[Dataset items]
· · · ·

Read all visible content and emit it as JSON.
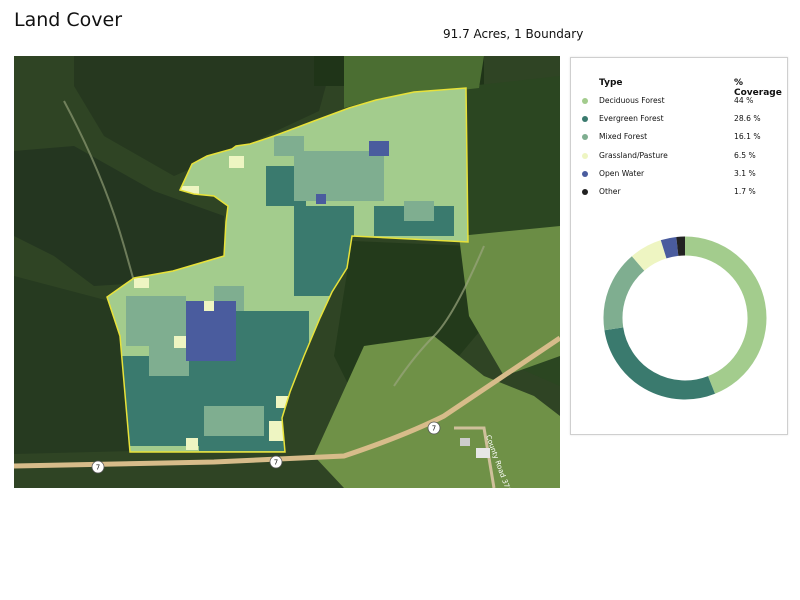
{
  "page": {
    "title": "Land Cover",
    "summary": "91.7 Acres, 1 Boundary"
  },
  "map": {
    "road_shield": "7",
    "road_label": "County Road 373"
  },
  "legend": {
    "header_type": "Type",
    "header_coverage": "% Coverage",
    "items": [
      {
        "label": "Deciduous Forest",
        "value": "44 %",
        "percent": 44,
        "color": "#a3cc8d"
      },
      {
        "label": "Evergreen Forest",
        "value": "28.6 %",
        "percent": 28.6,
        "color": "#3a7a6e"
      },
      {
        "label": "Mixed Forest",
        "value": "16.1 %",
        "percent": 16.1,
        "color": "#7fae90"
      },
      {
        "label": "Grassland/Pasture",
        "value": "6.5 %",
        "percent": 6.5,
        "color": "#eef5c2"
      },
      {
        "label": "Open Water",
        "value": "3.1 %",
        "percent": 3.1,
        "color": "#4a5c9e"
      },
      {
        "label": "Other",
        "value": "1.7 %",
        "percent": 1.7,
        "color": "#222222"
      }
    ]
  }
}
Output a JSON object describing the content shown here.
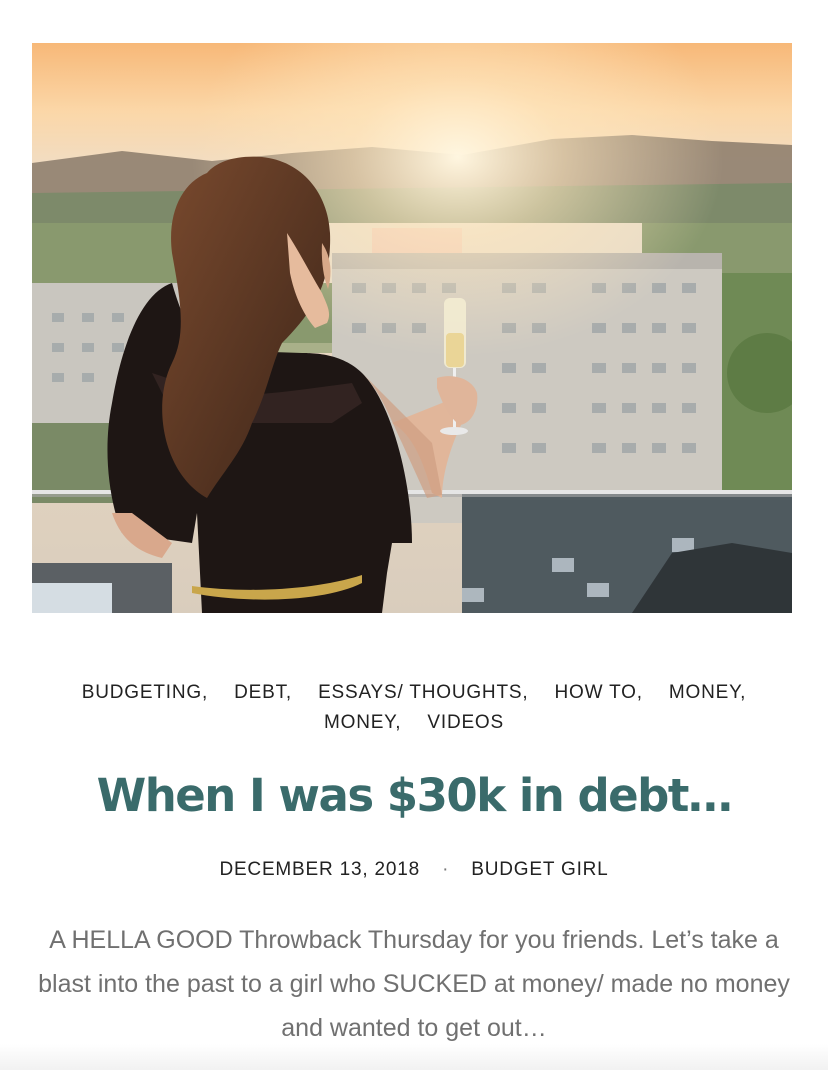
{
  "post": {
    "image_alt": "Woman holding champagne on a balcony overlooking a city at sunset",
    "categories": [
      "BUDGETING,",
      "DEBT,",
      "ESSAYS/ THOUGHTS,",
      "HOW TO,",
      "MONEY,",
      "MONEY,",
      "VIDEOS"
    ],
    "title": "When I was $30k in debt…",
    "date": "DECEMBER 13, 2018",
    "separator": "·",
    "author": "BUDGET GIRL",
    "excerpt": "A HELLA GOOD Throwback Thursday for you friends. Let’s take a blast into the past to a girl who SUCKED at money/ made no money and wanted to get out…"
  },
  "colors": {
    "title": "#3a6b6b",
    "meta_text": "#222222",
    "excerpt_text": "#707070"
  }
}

· · · ·

#### INSTRUCTIONS TO FOLLOW:
Omit the pictures and reproduce the listing exactly.

#### FINISHED TASK:
Read all visible content and emit it as JSON.
{
  "page": {
    "title": "Land Cover",
    "summary": "91.7 Acres, 1 Boundary"
  },
  "map": {
    "road_shield": "7",
    "road_label": "County Road 373"
  },
  "legend": {
    "header_type": "Type",
    "header_coverage": "% Coverage",
    "items": [
      {
        "label": "Deciduous Forest",
        "value": "44 %",
        "percent": 44,
        "color": "#a3cc8d"
      },
      {
        "label": "Evergreen Forest",
        "value": "28.6 %",
        "percent": 28.6,
        "color": "#3a7a6e"
      },
      {
        "label": "Mixed Forest",
        "value": "16.1 %",
        "percent": 16.1,
        "color": "#7fae90"
      },
      {
        "label": "Grassland/Pasture",
        "value": "6.5 %",
        "percent": 6.5,
        "color": "#eef5c2"
      },
      {
        "label": "Open Water",
        "value": "3.1 %",
        "percent": 3.1,
        "color": "#4a5c9e"
      },
      {
        "label": "Other",
        "value": "1.7 %",
        "percent": 1.7,
        "color": "#222222"
      }
    ]
  }
}
Output a JSON object describing the content shown here.
{
  "post": {
    "image_alt": "Woman holding champagne on a balcony overlooking a city at sunset",
    "categories": [
      "BUDGETING,",
      "DEBT,",
      "ESSAYS/ THOUGHTS,",
      "HOW TO,",
      "MONEY,",
      "MONEY,",
      "VIDEOS"
    ],
    "title": "When I was $30k in debt…",
    "date": "DECEMBER 13, 2018",
    "separator": "·",
    "author": "BUDGET GIRL",
    "excerpt": "A HELLA GOOD Throwback Thursday for you friends. Let’s take a blast into the past to a girl who SUCKED at money/ made no money and wanted to get out…"
  },
  "colors": {
    "title": "#3a6b6b",
    "meta_text": "#222222",
    "excerpt_text": "#707070"
  }
}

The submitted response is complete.